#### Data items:
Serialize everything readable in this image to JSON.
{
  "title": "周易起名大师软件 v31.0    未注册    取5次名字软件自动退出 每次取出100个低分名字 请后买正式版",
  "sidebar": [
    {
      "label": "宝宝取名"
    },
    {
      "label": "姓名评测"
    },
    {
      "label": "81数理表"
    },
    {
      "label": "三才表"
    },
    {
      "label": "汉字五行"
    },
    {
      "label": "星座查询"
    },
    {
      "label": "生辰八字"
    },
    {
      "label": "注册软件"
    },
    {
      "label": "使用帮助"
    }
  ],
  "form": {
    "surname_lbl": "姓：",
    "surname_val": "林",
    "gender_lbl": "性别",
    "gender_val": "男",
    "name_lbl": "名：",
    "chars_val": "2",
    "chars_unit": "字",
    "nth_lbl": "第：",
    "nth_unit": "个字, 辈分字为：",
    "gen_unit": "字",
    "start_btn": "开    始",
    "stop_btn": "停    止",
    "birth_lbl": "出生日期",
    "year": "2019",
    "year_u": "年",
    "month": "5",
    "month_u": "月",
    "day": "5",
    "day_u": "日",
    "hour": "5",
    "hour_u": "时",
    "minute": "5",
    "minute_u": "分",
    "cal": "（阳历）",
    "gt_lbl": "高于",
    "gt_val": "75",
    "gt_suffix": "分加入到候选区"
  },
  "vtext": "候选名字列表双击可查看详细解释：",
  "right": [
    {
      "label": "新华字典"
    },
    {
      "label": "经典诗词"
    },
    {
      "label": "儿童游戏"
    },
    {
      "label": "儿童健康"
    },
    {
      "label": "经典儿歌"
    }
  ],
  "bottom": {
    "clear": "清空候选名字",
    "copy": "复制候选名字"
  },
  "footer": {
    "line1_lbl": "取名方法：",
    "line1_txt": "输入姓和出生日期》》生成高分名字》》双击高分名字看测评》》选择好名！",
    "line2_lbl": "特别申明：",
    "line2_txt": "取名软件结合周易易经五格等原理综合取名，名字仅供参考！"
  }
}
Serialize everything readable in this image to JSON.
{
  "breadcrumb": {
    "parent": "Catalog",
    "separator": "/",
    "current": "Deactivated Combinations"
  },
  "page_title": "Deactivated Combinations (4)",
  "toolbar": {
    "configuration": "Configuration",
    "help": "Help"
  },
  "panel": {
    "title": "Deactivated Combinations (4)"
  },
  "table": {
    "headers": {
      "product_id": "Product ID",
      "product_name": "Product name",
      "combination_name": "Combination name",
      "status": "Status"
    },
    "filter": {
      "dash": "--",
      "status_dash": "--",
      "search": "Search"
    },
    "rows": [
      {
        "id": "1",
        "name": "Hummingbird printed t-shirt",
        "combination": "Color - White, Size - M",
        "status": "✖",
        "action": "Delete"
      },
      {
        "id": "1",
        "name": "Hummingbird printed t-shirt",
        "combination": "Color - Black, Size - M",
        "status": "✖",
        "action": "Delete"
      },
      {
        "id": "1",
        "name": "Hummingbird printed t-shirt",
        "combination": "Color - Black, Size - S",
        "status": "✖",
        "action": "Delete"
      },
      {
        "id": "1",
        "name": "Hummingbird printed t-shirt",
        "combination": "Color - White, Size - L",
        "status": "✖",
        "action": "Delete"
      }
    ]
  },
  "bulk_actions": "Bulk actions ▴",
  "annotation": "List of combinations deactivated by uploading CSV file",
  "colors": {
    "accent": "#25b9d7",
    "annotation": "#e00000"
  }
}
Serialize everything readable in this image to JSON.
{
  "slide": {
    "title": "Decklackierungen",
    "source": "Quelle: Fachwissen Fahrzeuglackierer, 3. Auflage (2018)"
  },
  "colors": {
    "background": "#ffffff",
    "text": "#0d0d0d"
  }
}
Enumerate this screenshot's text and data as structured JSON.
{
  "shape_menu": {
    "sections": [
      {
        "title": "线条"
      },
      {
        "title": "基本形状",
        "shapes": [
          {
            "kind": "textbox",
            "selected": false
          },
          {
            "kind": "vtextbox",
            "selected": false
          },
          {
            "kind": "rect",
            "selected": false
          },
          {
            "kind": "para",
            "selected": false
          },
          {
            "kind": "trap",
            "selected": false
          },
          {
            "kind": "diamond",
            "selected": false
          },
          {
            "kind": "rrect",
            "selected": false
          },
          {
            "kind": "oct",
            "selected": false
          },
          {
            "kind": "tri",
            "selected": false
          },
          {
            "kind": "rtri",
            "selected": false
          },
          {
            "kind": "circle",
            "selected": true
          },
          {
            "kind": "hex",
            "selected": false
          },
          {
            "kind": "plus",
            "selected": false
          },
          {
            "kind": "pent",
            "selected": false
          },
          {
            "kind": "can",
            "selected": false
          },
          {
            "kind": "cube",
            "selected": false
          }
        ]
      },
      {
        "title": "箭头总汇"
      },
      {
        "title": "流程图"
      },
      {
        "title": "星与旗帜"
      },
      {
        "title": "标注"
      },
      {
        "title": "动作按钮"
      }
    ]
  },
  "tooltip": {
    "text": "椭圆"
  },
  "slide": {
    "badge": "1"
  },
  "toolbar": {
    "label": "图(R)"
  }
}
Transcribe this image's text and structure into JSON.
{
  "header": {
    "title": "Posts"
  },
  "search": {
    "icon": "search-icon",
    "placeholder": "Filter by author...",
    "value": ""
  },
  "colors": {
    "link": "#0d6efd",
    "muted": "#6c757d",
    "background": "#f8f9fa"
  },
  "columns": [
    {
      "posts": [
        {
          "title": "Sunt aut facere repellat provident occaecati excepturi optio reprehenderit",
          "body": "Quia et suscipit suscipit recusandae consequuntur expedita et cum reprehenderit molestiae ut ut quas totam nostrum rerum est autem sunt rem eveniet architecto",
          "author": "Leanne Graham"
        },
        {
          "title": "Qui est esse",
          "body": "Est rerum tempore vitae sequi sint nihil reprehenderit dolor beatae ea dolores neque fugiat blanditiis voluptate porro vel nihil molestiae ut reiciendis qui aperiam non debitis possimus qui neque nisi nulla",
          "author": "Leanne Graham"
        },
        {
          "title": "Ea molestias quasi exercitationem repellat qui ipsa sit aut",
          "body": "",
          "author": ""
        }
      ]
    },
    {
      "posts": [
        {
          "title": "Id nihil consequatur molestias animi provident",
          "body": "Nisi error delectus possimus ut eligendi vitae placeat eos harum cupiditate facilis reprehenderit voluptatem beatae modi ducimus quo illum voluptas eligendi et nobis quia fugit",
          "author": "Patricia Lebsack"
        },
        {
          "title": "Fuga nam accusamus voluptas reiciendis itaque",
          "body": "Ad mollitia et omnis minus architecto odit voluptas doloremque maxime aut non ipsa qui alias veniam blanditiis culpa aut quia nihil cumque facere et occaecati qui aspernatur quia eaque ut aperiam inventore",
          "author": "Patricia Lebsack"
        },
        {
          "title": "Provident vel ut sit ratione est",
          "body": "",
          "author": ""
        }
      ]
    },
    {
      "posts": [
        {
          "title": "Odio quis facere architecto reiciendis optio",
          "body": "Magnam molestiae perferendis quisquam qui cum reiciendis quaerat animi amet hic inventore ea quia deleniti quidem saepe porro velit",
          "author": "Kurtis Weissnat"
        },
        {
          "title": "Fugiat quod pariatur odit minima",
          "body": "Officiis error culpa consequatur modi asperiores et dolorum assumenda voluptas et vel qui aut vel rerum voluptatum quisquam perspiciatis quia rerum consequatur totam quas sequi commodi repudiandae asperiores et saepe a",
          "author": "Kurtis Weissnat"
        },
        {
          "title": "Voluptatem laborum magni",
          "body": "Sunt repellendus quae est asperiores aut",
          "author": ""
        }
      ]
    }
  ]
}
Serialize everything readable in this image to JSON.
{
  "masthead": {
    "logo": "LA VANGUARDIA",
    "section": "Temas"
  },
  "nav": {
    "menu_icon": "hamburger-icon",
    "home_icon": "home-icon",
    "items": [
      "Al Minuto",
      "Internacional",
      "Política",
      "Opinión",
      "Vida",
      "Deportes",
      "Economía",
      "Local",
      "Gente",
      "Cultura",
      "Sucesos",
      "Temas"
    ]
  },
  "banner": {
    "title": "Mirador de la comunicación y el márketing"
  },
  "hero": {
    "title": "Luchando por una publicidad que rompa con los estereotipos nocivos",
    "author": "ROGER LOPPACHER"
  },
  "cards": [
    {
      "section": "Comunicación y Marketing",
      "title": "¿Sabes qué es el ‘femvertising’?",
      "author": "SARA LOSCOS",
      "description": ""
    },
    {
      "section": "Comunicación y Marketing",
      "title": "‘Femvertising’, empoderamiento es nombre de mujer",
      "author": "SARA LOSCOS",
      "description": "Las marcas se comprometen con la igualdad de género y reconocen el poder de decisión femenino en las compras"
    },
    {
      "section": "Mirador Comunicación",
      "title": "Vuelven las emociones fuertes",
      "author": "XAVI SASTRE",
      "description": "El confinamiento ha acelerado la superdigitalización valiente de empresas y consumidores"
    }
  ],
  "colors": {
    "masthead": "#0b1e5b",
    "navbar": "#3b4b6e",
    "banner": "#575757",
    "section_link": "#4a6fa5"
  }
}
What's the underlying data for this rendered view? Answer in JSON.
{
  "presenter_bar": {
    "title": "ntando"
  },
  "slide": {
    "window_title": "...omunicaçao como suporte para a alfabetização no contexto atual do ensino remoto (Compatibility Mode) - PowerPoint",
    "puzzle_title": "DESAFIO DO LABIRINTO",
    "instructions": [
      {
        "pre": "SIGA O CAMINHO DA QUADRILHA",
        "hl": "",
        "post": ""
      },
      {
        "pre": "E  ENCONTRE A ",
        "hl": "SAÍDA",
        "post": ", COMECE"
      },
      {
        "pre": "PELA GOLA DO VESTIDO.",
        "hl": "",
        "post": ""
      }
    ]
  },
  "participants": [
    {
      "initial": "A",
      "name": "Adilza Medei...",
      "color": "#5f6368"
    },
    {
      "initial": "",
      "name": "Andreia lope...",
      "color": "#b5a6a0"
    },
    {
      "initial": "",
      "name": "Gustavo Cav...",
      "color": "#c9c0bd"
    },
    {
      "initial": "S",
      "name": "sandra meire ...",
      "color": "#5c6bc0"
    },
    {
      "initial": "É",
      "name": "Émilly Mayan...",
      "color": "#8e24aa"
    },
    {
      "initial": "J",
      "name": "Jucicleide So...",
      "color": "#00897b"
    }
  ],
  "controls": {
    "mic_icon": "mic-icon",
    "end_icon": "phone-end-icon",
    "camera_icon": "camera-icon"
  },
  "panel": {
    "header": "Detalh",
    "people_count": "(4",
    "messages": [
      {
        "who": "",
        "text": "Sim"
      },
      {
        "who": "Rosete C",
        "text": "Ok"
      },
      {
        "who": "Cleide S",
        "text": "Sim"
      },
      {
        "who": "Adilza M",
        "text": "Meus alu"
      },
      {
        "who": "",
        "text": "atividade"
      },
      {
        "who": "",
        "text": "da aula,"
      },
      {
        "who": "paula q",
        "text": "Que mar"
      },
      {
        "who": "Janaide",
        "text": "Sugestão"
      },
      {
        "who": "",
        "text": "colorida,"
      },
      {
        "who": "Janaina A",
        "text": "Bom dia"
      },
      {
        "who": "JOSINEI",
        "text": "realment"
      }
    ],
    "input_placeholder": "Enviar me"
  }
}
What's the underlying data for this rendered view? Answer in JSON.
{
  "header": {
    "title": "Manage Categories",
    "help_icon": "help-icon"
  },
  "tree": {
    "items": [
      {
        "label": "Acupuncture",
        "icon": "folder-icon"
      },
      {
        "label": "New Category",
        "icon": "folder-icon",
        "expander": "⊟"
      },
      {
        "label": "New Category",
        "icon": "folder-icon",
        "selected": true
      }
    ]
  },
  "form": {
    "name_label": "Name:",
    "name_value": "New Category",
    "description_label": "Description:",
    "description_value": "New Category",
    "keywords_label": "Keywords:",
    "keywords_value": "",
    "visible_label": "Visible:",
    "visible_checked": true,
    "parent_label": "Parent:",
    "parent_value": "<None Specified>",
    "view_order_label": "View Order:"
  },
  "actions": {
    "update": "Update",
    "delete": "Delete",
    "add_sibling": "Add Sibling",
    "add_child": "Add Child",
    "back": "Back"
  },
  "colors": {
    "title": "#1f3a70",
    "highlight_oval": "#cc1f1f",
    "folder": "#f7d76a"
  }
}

#### Given exercise:
Count the lines in the records above that hold the word "animi", and give only that number.

#### Expected answer:
2